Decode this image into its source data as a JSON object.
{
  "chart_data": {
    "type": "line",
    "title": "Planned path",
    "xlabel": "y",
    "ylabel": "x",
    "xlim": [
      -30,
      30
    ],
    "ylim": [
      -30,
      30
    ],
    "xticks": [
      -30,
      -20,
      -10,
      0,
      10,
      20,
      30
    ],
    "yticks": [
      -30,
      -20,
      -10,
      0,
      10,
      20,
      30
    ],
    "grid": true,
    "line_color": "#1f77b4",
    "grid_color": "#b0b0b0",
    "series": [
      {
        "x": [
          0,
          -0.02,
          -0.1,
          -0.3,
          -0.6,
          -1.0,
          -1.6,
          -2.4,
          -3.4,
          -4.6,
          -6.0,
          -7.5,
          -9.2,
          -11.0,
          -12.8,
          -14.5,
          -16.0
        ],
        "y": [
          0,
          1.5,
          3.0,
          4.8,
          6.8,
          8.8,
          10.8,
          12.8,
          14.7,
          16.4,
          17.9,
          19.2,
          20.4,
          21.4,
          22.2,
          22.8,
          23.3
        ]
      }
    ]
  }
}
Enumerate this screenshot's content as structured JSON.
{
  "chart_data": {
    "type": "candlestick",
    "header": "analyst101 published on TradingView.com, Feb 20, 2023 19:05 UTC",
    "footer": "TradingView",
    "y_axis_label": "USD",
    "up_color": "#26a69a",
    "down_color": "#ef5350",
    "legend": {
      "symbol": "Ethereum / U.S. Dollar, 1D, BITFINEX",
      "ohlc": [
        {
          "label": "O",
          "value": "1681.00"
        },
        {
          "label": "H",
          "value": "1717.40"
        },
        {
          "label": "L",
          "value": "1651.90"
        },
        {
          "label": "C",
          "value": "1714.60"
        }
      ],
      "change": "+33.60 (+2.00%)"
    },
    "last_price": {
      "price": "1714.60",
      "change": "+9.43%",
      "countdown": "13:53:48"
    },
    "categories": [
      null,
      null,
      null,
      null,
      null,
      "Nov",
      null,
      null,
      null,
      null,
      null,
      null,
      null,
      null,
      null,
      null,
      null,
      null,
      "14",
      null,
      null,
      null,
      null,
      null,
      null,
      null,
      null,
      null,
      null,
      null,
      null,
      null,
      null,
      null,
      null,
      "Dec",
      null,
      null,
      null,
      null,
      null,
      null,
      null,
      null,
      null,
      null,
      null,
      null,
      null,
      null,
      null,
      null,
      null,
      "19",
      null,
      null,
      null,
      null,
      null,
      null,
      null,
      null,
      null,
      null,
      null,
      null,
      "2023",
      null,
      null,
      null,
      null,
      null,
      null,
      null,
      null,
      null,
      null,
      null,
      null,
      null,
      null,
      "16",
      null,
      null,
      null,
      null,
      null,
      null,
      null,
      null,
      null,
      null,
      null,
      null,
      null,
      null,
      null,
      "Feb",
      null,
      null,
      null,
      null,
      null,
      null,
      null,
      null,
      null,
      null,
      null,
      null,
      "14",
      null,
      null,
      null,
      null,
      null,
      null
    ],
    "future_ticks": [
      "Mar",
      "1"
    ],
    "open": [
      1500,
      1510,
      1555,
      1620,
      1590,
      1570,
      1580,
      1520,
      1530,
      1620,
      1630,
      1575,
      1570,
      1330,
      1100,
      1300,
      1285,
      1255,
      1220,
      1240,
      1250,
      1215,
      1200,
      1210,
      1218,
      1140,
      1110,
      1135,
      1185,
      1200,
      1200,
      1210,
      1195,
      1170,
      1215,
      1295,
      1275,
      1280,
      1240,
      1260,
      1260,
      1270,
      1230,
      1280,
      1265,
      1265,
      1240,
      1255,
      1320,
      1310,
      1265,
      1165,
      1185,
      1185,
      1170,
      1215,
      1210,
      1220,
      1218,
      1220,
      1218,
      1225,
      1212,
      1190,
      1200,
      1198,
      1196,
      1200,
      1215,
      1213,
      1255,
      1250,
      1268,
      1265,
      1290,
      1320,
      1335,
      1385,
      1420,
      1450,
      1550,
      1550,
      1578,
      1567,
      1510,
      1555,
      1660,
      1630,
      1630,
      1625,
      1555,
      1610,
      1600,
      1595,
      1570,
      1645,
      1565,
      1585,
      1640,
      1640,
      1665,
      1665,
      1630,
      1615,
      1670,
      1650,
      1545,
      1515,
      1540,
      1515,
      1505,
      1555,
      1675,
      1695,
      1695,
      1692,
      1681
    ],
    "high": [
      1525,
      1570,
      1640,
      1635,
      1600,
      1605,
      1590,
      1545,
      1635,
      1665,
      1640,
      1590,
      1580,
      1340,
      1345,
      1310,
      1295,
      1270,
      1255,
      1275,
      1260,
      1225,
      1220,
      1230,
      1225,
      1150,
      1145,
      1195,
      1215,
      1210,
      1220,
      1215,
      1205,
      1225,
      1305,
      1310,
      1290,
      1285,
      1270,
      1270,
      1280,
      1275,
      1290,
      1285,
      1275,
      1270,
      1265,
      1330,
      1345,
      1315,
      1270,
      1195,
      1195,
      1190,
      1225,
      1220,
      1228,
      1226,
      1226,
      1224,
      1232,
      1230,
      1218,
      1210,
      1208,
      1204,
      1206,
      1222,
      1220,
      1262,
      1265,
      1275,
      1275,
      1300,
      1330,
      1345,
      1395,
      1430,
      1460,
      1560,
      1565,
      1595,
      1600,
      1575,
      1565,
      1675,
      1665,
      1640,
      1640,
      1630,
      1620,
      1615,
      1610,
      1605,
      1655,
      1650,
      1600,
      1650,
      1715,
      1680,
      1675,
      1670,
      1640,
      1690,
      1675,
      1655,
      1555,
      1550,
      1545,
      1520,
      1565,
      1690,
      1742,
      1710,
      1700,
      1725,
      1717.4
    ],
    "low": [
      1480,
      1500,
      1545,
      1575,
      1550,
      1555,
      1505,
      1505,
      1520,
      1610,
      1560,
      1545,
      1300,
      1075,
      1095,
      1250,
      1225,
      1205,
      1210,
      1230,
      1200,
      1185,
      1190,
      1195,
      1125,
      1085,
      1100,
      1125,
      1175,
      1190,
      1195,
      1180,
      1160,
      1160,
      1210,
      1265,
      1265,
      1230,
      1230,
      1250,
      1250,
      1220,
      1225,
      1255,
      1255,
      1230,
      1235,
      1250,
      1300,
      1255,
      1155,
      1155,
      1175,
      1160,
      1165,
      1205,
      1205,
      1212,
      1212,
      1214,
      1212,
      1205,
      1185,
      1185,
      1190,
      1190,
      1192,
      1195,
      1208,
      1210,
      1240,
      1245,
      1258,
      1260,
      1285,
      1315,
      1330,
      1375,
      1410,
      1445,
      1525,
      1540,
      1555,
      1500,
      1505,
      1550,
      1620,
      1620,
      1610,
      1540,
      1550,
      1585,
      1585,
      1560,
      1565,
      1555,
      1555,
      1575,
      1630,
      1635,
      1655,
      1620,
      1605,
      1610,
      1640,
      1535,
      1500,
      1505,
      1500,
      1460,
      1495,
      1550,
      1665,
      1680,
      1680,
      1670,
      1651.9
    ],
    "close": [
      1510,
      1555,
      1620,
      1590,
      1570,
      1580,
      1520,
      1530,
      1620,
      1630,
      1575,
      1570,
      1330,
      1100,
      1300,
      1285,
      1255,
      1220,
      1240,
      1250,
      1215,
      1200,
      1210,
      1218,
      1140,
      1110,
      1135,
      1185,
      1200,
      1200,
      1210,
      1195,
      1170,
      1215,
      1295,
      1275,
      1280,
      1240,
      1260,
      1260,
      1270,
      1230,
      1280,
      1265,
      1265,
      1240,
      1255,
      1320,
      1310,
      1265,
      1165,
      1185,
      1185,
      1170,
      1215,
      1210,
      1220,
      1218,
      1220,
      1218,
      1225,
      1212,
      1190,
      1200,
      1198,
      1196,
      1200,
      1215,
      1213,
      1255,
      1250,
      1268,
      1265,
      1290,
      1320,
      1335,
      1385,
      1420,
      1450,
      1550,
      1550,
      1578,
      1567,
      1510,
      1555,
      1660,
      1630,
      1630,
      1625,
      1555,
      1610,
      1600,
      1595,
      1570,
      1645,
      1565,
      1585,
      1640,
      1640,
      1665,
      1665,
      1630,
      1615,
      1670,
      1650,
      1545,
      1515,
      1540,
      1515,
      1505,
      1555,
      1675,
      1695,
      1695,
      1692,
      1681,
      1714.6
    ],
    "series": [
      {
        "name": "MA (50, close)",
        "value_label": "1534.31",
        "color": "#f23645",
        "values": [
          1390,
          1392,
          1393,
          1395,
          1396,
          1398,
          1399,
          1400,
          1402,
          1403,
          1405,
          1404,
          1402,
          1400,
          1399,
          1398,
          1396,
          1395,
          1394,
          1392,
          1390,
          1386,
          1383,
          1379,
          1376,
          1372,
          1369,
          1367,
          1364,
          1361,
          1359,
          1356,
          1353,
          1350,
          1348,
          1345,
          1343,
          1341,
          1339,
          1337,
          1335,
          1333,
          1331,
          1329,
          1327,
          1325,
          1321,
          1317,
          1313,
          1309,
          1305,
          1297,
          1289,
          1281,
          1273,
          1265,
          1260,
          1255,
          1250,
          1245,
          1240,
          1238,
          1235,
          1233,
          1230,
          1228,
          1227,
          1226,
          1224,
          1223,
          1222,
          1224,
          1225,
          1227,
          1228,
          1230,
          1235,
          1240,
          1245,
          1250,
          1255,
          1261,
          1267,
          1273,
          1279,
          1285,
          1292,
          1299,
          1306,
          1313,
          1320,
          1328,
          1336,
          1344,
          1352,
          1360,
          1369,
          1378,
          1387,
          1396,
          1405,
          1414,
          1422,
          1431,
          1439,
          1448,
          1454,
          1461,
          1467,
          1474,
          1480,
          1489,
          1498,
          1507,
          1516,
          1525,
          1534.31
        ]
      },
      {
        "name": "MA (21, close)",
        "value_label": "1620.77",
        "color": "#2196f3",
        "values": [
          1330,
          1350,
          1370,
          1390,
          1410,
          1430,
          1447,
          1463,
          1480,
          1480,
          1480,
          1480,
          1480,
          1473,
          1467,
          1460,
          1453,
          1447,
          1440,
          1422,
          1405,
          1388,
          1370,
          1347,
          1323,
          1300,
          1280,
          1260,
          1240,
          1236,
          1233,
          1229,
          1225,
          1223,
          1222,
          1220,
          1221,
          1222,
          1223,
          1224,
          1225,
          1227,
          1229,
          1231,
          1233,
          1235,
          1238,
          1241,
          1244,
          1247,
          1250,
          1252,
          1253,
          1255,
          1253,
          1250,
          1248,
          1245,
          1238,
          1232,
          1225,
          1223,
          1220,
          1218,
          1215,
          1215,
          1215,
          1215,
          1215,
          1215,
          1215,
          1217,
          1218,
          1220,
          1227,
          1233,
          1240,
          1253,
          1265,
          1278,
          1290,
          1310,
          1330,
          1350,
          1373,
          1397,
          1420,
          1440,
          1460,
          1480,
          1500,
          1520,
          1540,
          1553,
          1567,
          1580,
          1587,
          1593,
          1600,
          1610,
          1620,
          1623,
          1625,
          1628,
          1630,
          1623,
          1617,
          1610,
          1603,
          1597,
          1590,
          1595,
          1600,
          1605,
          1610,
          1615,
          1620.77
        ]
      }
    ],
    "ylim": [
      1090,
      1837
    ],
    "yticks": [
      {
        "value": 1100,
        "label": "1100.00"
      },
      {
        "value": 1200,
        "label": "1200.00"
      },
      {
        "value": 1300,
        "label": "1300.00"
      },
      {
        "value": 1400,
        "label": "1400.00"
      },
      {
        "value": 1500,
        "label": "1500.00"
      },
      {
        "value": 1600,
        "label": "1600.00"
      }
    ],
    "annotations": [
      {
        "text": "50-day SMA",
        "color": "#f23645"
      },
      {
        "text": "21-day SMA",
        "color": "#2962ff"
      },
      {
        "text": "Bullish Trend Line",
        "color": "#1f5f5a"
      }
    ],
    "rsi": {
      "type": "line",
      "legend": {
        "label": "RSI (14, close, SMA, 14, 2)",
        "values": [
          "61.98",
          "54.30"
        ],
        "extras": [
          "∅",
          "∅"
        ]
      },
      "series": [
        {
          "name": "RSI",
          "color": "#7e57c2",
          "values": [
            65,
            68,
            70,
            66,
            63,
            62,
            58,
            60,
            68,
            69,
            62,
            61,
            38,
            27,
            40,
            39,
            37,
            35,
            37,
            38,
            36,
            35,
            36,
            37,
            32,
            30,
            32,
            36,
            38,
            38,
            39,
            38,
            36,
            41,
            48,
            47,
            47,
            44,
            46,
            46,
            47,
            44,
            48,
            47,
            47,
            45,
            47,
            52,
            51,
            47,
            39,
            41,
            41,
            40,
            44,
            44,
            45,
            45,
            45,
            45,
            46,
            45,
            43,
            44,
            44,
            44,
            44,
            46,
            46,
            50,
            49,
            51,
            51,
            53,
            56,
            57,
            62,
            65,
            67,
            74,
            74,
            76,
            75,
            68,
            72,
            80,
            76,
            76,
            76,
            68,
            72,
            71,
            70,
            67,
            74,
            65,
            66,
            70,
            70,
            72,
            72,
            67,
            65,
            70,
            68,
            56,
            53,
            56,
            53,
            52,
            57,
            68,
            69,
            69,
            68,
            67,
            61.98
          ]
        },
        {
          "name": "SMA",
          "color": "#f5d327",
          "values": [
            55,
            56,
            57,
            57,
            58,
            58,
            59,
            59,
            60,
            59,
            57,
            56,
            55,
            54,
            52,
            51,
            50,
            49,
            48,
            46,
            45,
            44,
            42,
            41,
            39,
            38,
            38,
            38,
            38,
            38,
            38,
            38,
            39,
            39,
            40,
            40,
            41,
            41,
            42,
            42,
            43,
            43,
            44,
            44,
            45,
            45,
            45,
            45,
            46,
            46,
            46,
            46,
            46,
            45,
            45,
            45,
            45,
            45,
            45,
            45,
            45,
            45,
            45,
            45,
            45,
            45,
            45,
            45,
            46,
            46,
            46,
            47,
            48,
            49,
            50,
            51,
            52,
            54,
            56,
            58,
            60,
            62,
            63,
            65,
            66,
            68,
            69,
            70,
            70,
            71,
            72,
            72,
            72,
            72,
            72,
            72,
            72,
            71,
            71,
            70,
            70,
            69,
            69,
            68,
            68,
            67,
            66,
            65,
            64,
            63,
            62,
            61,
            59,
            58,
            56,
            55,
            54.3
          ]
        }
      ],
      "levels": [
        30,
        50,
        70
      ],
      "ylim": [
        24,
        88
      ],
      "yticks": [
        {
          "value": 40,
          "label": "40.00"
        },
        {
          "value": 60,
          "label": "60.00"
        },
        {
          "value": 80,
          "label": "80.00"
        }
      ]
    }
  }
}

§ Exercise
Write out every line of the listing that holds the word "TradingView".

§ Written response
    "header": "analyst101 published on TradingView.com, Feb 20, 2023 19:05 UTC",
    "footer": "TradingView",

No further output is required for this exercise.